● THE REQUEST
Output the full listing below exactly as it reads, and skip anything that is a picture.
── MATERIAL SHOWN
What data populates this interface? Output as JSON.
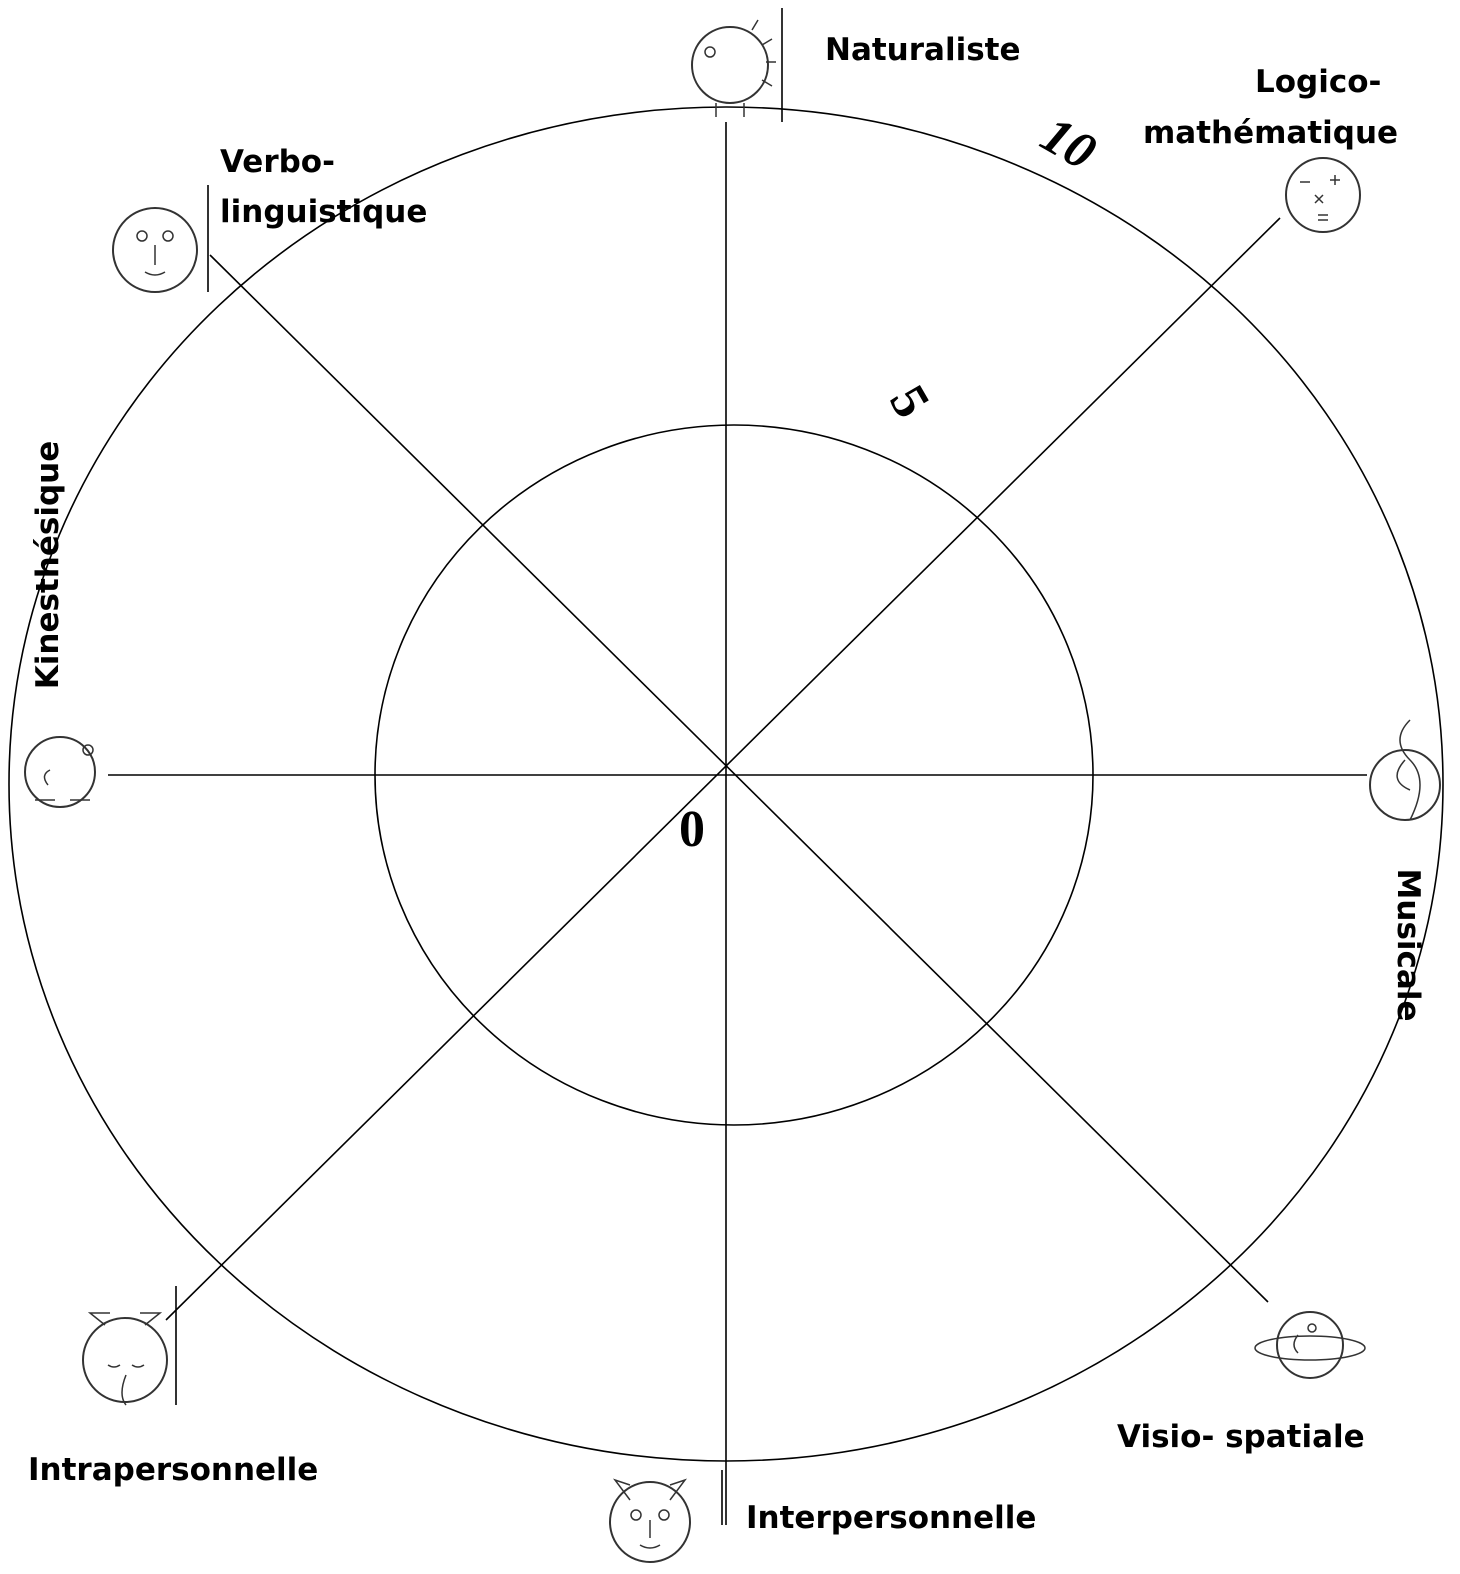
{
  "axes": [
    {
      "lines": [
        "Naturaliste"
      ]
    },
    {
      "lines": [
        "Logico-",
        "mathématique"
      ]
    },
    {
      "lines": [
        "Musicale"
      ]
    },
    {
      "lines": [
        "Visio- spatiale"
      ]
    },
    {
      "lines": [
        "Interpersonnelle"
      ]
    },
    {
      "lines": [
        "Intrapersonnelle"
      ]
    },
    {
      "lines": [
        "Kinesthésique"
      ]
    },
    {
      "lines": [
        "Verbo-",
        "linguistique"
      ]
    }
  ],
  "scale": [
    "0",
    "5",
    "10"
  ]
}
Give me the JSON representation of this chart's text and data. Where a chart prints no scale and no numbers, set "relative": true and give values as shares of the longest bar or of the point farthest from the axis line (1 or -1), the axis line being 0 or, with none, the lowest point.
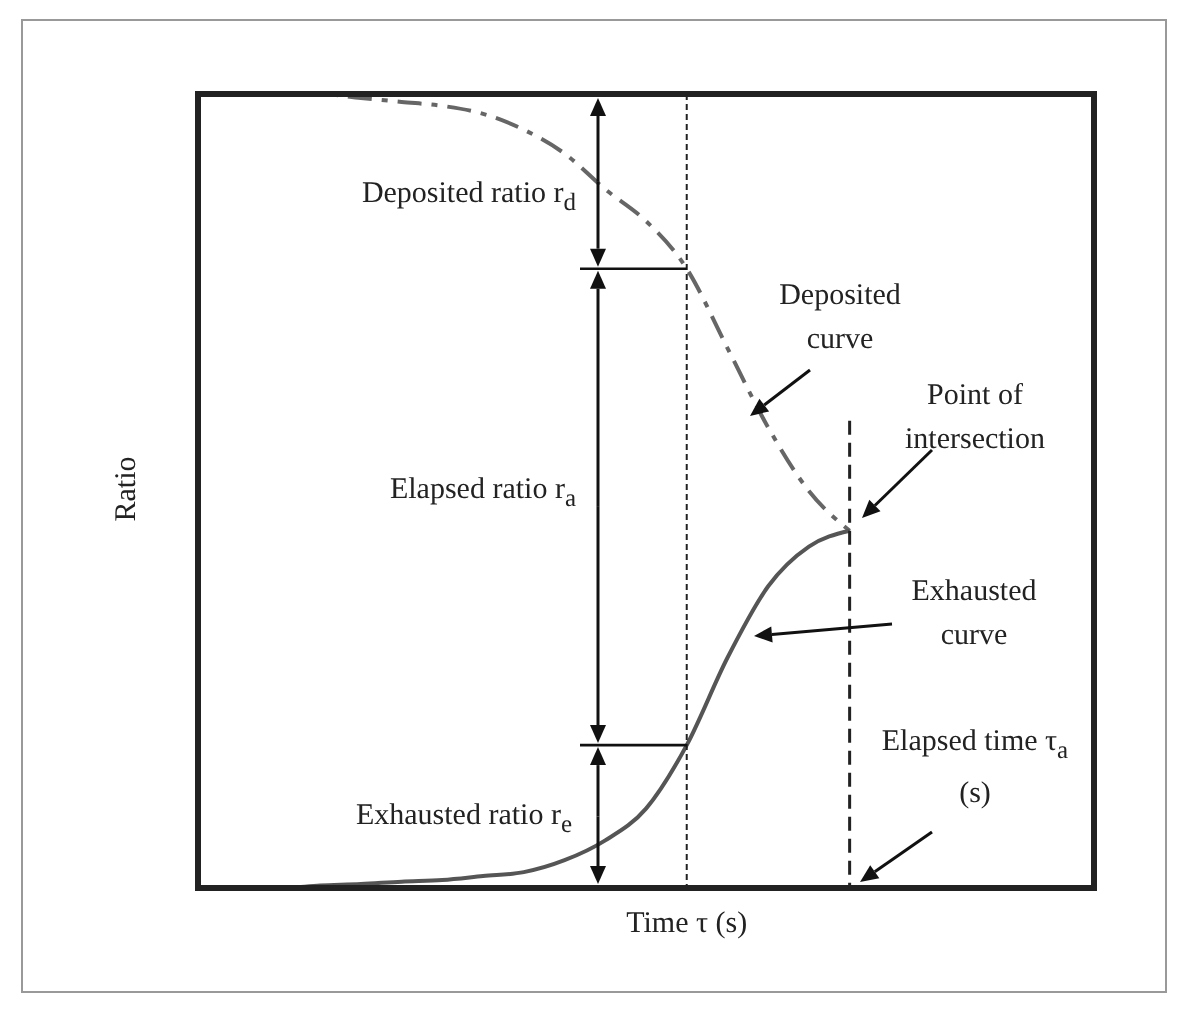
{
  "chart_data": {
    "type": "line",
    "relative": true,
    "xlabel": "Time τ (s)",
    "ylabel": "Ratio",
    "grid": false,
    "legend": false,
    "marker": "none",
    "categories": [
      null,
      null,
      null,
      null,
      null,
      null,
      null,
      null,
      null,
      null,
      null,
      null,
      null,
      null,
      null,
      null,
      null,
      null,
      null,
      null,
      null,
      null,
      null
    ],
    "series": [
      {
        "color": "#666666",
        "line_style": "dashed",
        "values": [
          1.0,
          1.0,
          1.0,
          1.0,
          0.995,
          0.99,
          0.985,
          0.975,
          0.955,
          0.925,
          0.88,
          0.84,
          0.78,
          0.68,
          0.58,
          0.5,
          0.45,
          null,
          null,
          null,
          null,
          null,
          null
        ]
      },
      {
        "color": "#555555",
        "line_style": "solid",
        "values": [
          0,
          0,
          0,
          0.003,
          0.005,
          0.008,
          0.01,
          0.015,
          0.02,
          0.035,
          0.06,
          0.1,
          0.18,
          0.29,
          0.38,
          0.43,
          0.45,
          null,
          null,
          null,
          null,
          null,
          null
        ]
      }
    ],
    "annotations": [
      "Deposited ratio r$_{d}$",
      "Elapsed ratio r$_{a}$",
      "Exhausted ratio r$_{e}$",
      "Deposited curve",
      "Point of intersection",
      "Exhausted curve",
      "Elapsed time τ$_{a}$ (s)"
    ]
  }
}
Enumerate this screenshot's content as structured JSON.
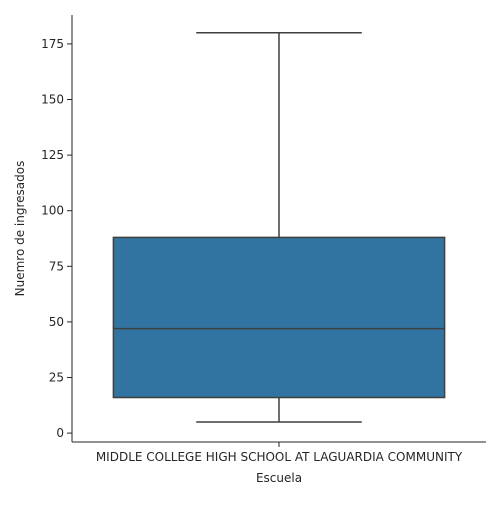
{
  "chart_data": {
    "type": "box",
    "title": "",
    "xlabel": "Escuela",
    "ylabel": "Nuemro de ingresados",
    "categories": [
      "MIDDLE COLLEGE HIGH SCHOOL AT LAGUARDIA COMMUNITY"
    ],
    "boxes": [
      {
        "category": "MIDDLE COLLEGE HIGH SCHOOL AT LAGUARDIA COMMUNITY",
        "whisker_low": 5,
        "q1": 16,
        "median": 47,
        "q3": 88,
        "whisker_high": 180
      }
    ],
    "ylim": [
      -4,
      188
    ],
    "yticks": [
      0,
      25,
      50,
      75,
      100,
      125,
      150,
      175
    ],
    "grid": false,
    "colors": {
      "box_fill": "#3274a1",
      "line": "#3f3f3f",
      "axis": "#262626"
    }
  }
}
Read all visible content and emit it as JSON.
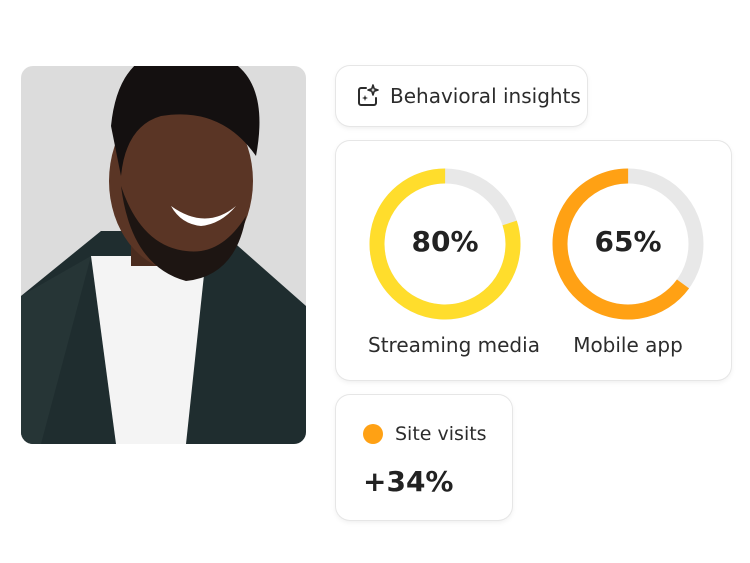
{
  "badge": {
    "label": "Behavioral insights",
    "icon": "sparkle-image-icon"
  },
  "metrics": [
    {
      "label": "Streaming media",
      "value": "80%",
      "fraction": 0.8,
      "color": "#FFDD2C"
    },
    {
      "label": "Mobile app",
      "value": "65%",
      "fraction": 0.65,
      "color": "#FFA114"
    }
  ],
  "track_color": "#E8E8E8",
  "site_visits": {
    "label": "Site visits",
    "value": "+34%",
    "dot_color": "#FFA114"
  }
}
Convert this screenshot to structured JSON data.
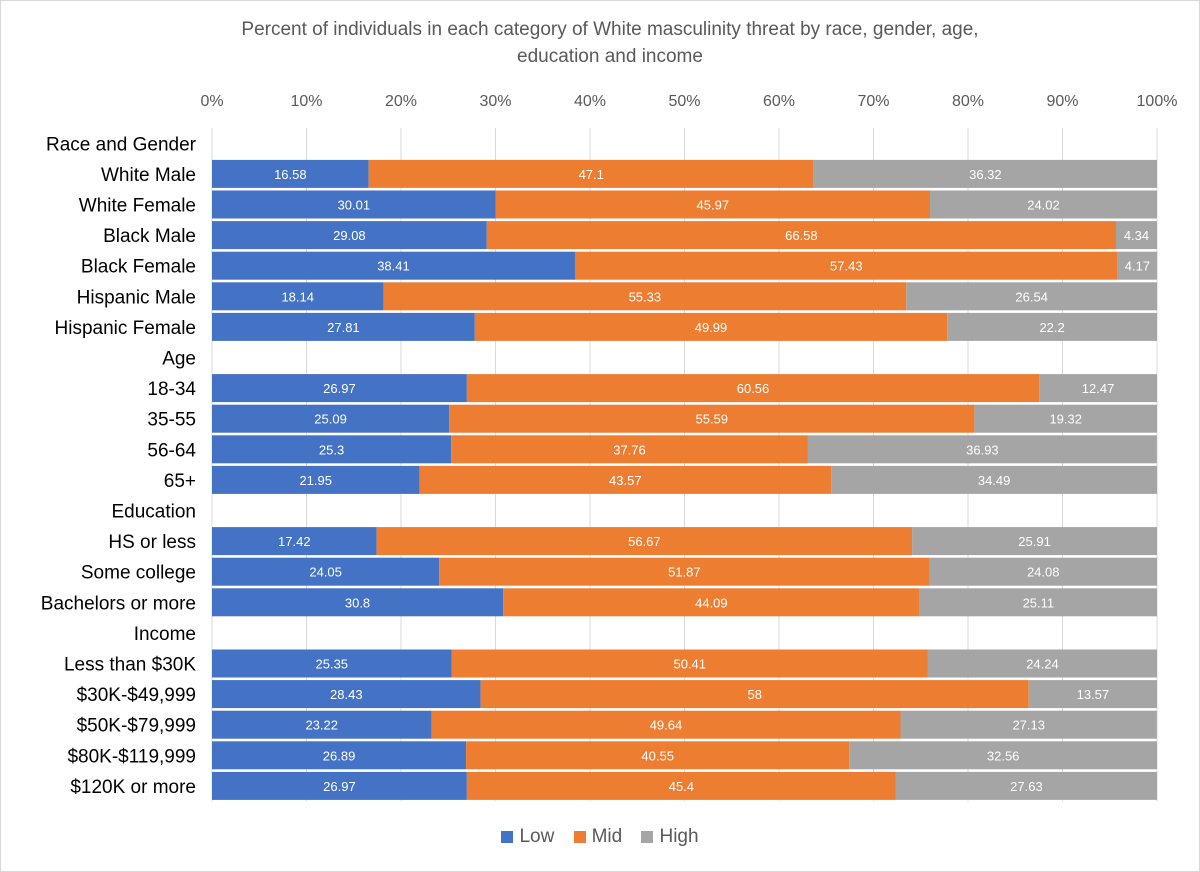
────
● TASK SOLUTION
What data populates this interface? Output as JSON.
{
  "axes": [
    {
      "lines": [
        "Naturaliste"
      ]
    },
    {
      "lines": [
        "Logico-",
        "mathématique"
      ]
    },
    {
      "lines": [
        "Musicale"
      ]
    },
    {
      "lines": [
        "Visio- spatiale"
      ]
    },
    {
      "lines": [
        "Interpersonnelle"
      ]
    },
    {
      "lines": [
        "Intrapersonnelle"
      ]
    },
    {
      "lines": [
        "Kinesthésique"
      ]
    },
    {
      "lines": [
        "Verbo-",
        "linguistique"
      ]
    }
  ],
  "scale": [
    "0",
    "5",
    "10"
  ]
}
Give me the JSON representation of this chart's text and data. Where a chart prints no scale and no numbers, set "relative": true and give values as shares of the longest bar or of the point farthest from the axis line (1 or -1), the axis line being 0 or, with none, the lowest point.
{
  "chart_data": {
    "type": "line",
    "relative": true,
    "xlabel": "Time τ (s)",
    "ylabel": "Ratio",
    "grid": false,
    "legend": false,
    "marker": "none",
    "categories": [
      null,
      null,
      null,
      null,
      null,
      null,
      null,
      null,
      null,
      null,
      null,
      null,
      null,
      null,
      null,
      null,
      null,
      null,
      null,
      null,
      null,
      null,
      null
    ],
    "series": [
      {
        "color": "#666666",
        "line_style": "dashed",
        "values": [
          1.0,
          1.0,
          1.0,
          1.0,
          0.995,
          0.99,
          0.985,
          0.975,
          0.955,
          0.925,
          0.88,
          0.84,
          0.78,
          0.68,
          0.58,
          0.5,
          0.45,
          null,
          null,
          null,
          null,
          null,
          null
        ]
      },
      {
        "color": "#555555",
        "line_style": "solid",
        "values": [
          0,
          0,
          0,
          0.003,
          0.005,
          0.008,
          0.01,
          0.015,
          0.02,
          0.035,
          0.06,
          0.1,
          0.18,
          0.29,
          0.38,
          0.43,
          0.45,
          null,
          null,
          null,
          null,
          null,
          null
        ]
      }
    ],
    "annotations": [
      "Deposited ratio r$_{d}$",
      "Elapsed ratio r$_{a}$",
      "Exhausted ratio r$_{e}$",
      "Deposited curve",
      "Point of intersection",
      "Exhausted curve",
      "Elapsed time τ$_{a}$ (s)"
    ]
  }
}
Enumerate this screenshot's content as structured JSON.
{
  "chart_data": {
    "type": "box",
    "title": "",
    "xlabel": "Escuela",
    "ylabel": "Nuemro de ingresados",
    "categories": [
      "MIDDLE COLLEGE HIGH SCHOOL AT LAGUARDIA COMMUNITY"
    ],
    "boxes": [
      {
        "category": "MIDDLE COLLEGE HIGH SCHOOL AT LAGUARDIA COMMUNITY",
        "whisker_low": 5,
        "q1": 16,
        "median": 47,
        "q3": 88,
        "whisker_high": 180
      }
    ],
    "ylim": [
      -4,
      188
    ],
    "yticks": [
      0,
      25,
      50,
      75,
      100,
      125,
      150,
      175
    ],
    "grid": false,
    "colors": {
      "box_fill": "#3274a1",
      "line": "#3f3f3f",
      "axis": "#262626"
    }
  }
}
Read all visible content and emit it as JSON.
{
  "badge": {
    "label": "Behavioral insights",
    "icon": "sparkle-image-icon"
  },
  "metrics": [
    {
      "label": "Streaming media",
      "value": "80%",
      "fraction": 0.8,
      "color": "#FFDD2C"
    },
    {
      "label": "Mobile app",
      "value": "65%",
      "fraction": 0.65,
      "color": "#FFA114"
    }
  ],
  "track_color": "#E8E8E8",
  "site_visits": {
    "label": "Site visits",
    "value": "+34%",
    "dot_color": "#FFA114"
  }
}
Convert this screenshot to structured JSON data.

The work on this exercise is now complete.